*Instructions for the task*: Write out the full set of records below exactly.

Data records start

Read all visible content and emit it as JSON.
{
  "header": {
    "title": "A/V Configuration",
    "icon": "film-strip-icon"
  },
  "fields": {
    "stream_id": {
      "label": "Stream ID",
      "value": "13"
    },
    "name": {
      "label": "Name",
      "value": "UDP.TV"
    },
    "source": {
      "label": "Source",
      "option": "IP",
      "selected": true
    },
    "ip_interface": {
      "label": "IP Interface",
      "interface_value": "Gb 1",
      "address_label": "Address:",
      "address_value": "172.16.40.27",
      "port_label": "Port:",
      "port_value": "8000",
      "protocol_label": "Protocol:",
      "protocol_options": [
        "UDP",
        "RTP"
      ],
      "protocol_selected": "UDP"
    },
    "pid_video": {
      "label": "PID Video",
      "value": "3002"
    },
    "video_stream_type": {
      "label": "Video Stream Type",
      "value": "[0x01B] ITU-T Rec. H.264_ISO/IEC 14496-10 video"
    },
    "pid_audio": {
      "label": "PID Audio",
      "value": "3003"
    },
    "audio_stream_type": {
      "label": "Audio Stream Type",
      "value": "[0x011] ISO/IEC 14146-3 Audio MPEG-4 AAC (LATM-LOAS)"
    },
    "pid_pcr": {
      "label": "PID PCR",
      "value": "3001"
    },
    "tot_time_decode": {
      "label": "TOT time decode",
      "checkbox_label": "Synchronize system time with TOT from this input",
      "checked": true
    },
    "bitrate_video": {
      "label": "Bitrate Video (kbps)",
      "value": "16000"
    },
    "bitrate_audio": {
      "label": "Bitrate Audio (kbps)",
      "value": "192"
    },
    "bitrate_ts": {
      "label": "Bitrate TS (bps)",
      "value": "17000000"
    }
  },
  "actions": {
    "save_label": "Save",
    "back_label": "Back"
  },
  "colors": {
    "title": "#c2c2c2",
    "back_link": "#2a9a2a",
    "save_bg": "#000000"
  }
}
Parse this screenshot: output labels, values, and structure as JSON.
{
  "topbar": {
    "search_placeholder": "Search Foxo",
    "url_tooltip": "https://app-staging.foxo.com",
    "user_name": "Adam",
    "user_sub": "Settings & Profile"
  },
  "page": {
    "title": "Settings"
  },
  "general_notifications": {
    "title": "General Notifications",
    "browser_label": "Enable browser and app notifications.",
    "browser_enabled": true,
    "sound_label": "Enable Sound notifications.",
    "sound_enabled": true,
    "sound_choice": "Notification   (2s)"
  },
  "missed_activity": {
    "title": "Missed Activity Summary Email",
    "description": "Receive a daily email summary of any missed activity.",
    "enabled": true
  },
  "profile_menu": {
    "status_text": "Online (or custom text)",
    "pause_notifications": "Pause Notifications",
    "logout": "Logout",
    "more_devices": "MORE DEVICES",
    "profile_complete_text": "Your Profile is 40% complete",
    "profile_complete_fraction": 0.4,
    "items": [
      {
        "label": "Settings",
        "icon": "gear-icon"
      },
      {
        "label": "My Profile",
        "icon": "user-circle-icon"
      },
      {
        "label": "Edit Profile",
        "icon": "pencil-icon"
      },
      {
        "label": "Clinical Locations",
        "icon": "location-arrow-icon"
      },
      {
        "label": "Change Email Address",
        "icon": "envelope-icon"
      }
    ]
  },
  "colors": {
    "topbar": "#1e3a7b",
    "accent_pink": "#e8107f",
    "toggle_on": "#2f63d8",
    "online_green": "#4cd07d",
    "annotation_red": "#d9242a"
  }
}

Data records end

*Output below*:
Read all visible content and emit it as JSON.
{
  "header": {
    "title": "A/V Configuration",
    "icon": "film-strip-icon"
  },
  "fields": {
    "stream_id": {
      "label": "Stream ID",
      "value": "13"
    },
    "name": {
      "label": "Name",
      "value": "UDP.TV"
    },
    "source": {
      "label": "Source",
      "option": "IP",
      "selected": true
    },
    "ip_interface": {
      "label": "IP Interface",
      "interface_value": "Gb 1",
      "address_label": "Address:",
      "address_value": "172.16.40.27",
      "port_label": "Port:",
      "port_value": "8000",
      "protocol_label": "Protocol:",
      "protocol_options": [
        "UDP",
        "RTP"
      ],
      "protocol_selected": "UDP"
    },
    "pid_video": {
      "label": "PID Video",
      "value": "3002"
    },
    "video_stream_type": {
      "label": "Video Stream Type",
      "value": "[0x01B] ITU-T Rec. H.264_ISO/IEC 14496-10 video"
    },
    "pid_audio": {
      "label": "PID Audio",
      "value": "3003"
    },
    "audio_stream_type": {
      "label": "Audio Stream Type",
      "value": "[0x011] ISO/IEC 14146-3 Audio MPEG-4 AAC (LATM-LOAS)"
    },
    "pid_pcr": {
      "label": "PID PCR",
      "value": "3001"
    },
    "tot_time_decode": {
      "label": "TOT time decode",
      "checkbox_label": "Synchronize system time with TOT from this input",
      "checked": true
    },
    "bitrate_video": {
      "label": "Bitrate Video (kbps)",
      "value": "16000"
    },
    "bitrate_audio": {
      "label": "Bitrate Audio (kbps)",
      "value": "192"
    },
    "bitrate_ts": {
      "label": "Bitrate TS (bps)",
      "value": "17000000"
    }
  },
  "actions": {
    "save_label": "Save",
    "back_label": "Back"
  },
  "colors": {
    "title": "#c2c2c2",
    "back_link": "#2a9a2a",
    "save_bg": "#000000"
  }
}
Parse this screenshot: output labels, values, and structure as JSON.
{
  "topbar": {
    "search_placeholder": "Search Foxo",
    "url_tooltip": "https://app-staging.foxo.com",
    "user_name": "Adam",
    "user_sub": "Settings & Profile"
  },
  "page": {
    "title": "Settings"
  },
  "general_notifications": {
    "title": "General Notifications",
    "browser_label": "Enable browser and app notifications.",
    "browser_enabled": true,
    "sound_label": "Enable Sound notifications.",
    "sound_enabled": true,
    "sound_choice": "Notification   (2s)"
  },
  "missed_activity": {
    "title": "Missed Activity Summary Email",
    "description": "Receive a daily email summary of any missed activity.",
    "enabled": true
  },
  "profile_menu": {
    "status_text": "Online (or custom text)",
    "pause_notifications": "Pause Notifications",
    "logout": "Logout",
    "more_devices": "MORE DEVICES",
    "profile_complete_text": "Your Profile is 40% complete",
    "profile_complete_fraction": 0.4,
    "items": [
      {
        "label": "Settings",
        "icon": "gear-icon"
      },
      {
        "label": "My Profile",
        "icon": "user-circle-icon"
      },
      {
        "label": "Edit Profile",
        "icon": "pencil-icon"
      },
      {
        "label": "Clinical Locations",
        "icon": "location-arrow-icon"
      },
      {
        "label": "Change Email Address",
        "icon": "envelope-icon"
      }
    ]
  },
  "colors": {
    "topbar": "#1e3a7b",
    "accent_pink": "#e8107f",
    "toggle_on": "#2f63d8",
    "online_green": "#4cd07d",
    "annotation_red": "#d9242a"
  }
}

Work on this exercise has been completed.